[Records from a dataset]
++++++++++++++++++++

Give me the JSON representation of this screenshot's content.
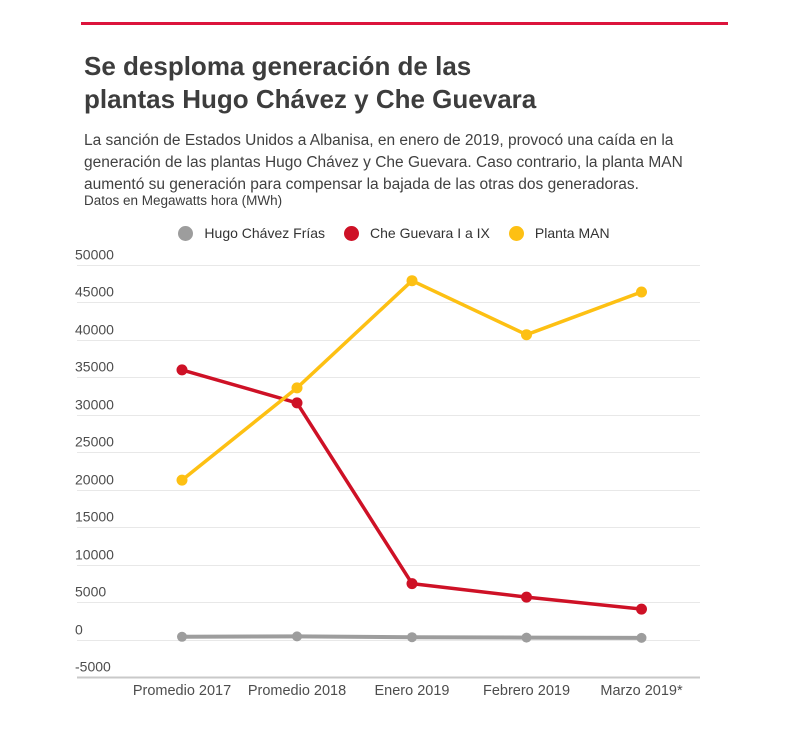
{
  "page": {
    "accent_bar_color": "#dc143c",
    "background_color": "#ffffff"
  },
  "header": {
    "title_lines": [
      "Se desploma generación de las",
      "plantas Hugo Chávez y Che Guevara"
    ],
    "title": "Se desploma generación de las plantas Hugo Chávez y Che Guevara",
    "subtitle": "La sanción de Estados Unidos a Albanisa, en enero de 2019, provocó una caída en la generación de las plantas Hugo Chávez y Che Guevara. Caso contrario, la planta MAN aumentó su generación para compensar la bajada de las otras dos generadoras.",
    "units_note": "Datos en Megawatts hora (MWh)"
  },
  "legend": {
    "items": [
      {
        "label": "Hugo Chávez Frías",
        "color": "#9d9d9d"
      },
      {
        "label": "Che Guevara I a IX",
        "color": "#ce1126"
      },
      {
        "label": "Planta MAN",
        "color": "#fdc013"
      }
    ]
  },
  "chart_data": {
    "type": "line",
    "title": "Se desploma generación de las plantas Hugo Chávez y Che Guevara",
    "units": "MWh",
    "categories": [
      "Promedio 2017",
      "Promedio 2018",
      "Enero 2019",
      "Febrero 2019",
      "Marzo 2019*"
    ],
    "series": [
      {
        "name": "Hugo Chávez Frías",
        "color": "#9d9d9d",
        "values": [
          400,
          450,
          350,
          300,
          250
        ]
      },
      {
        "name": "Che Guevara I a IX",
        "color": "#ce1126",
        "values": [
          36000,
          31600,
          7500,
          5700,
          4100
        ]
      },
      {
        "name": "Planta MAN",
        "color": "#fdc013",
        "values": [
          21300,
          33600,
          47900,
          40700,
          46400
        ]
      }
    ],
    "ylim": [
      -5000,
      50000
    ],
    "ytick_step": 5000,
    "yticks": [
      50000,
      45000,
      40000,
      35000,
      30000,
      25000,
      20000,
      15000,
      10000,
      5000,
      0,
      -5000
    ],
    "xlabel": "",
    "ylabel": "",
    "grid": true,
    "legend_position": "top",
    "axis_text_color": "#4d4d4d",
    "gridline_color": "#e8e8e8",
    "baseline_color": "#c9c9c9"
  }
}
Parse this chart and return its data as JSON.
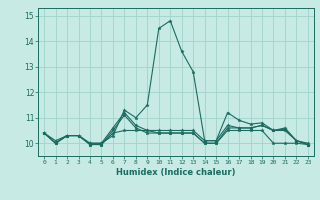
{
  "xlabel": "Humidex (Indice chaleur)",
  "ylabel": "",
  "xlim": [
    -0.5,
    23.5
  ],
  "ylim": [
    9.5,
    15.3
  ],
  "yticks": [
    10,
    11,
    12,
    13,
    14,
    15
  ],
  "xticks": [
    0,
    1,
    2,
    3,
    4,
    5,
    6,
    7,
    8,
    9,
    10,
    11,
    12,
    13,
    14,
    15,
    16,
    17,
    18,
    19,
    20,
    21,
    22,
    23
  ],
  "bg_color": "#c8eae4",
  "line_color": "#1a6b60",
  "grid_color": "#a0d4cc",
  "lines": [
    [
      10.4,
      10.1,
      10.3,
      10.3,
      10.0,
      10.0,
      10.3,
      11.3,
      11.0,
      11.5,
      14.5,
      14.8,
      13.6,
      12.8,
      10.1,
      10.1,
      11.2,
      10.9,
      10.75,
      10.8,
      10.5,
      10.6,
      10.1,
      10.0
    ],
    [
      10.4,
      10.0,
      10.3,
      10.3,
      10.0,
      10.0,
      10.6,
      11.2,
      10.7,
      10.5,
      10.5,
      10.5,
      10.5,
      10.5,
      10.1,
      10.1,
      10.7,
      10.6,
      10.6,
      10.7,
      10.5,
      10.55,
      10.1,
      9.95
    ],
    [
      10.4,
      10.0,
      10.3,
      10.3,
      9.95,
      9.95,
      10.5,
      11.1,
      10.6,
      10.4,
      10.4,
      10.4,
      10.4,
      10.4,
      10.0,
      10.0,
      10.6,
      10.6,
      10.6,
      10.7,
      10.5,
      10.5,
      10.1,
      9.95
    ],
    [
      10.4,
      10.0,
      10.3,
      10.3,
      9.95,
      9.95,
      10.4,
      10.5,
      10.5,
      10.5,
      10.4,
      10.4,
      10.4,
      10.4,
      10.0,
      10.0,
      10.5,
      10.5,
      10.5,
      10.5,
      10.0,
      10.0,
      10.0,
      9.95
    ]
  ]
}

++++++++++++++++++++

Problem description: Scan the listing above. Gather each line that contains the word "Hugo".

Exercise result:
      "plantas Hugo Chávez y Che Guevara"
    "title": "Se desploma generación de las plantas Hugo Chávez y Che Guevara",
    "subtitle": "La sanción de Estados Unidos a Albanisa, en enero de 2019, provocó una caída en la generación de las plantas Hugo Chávez y Che Guevara. Caso contrario, la planta MAN aumentó su generación para compensar la bajada de las otras dos generadoras.",
        "label": "Hugo Chávez Frías",
    "title": "Se desploma generación de las plantas Hugo Chávez y Che Guevara",
        "name": "Hugo Chávez Frías",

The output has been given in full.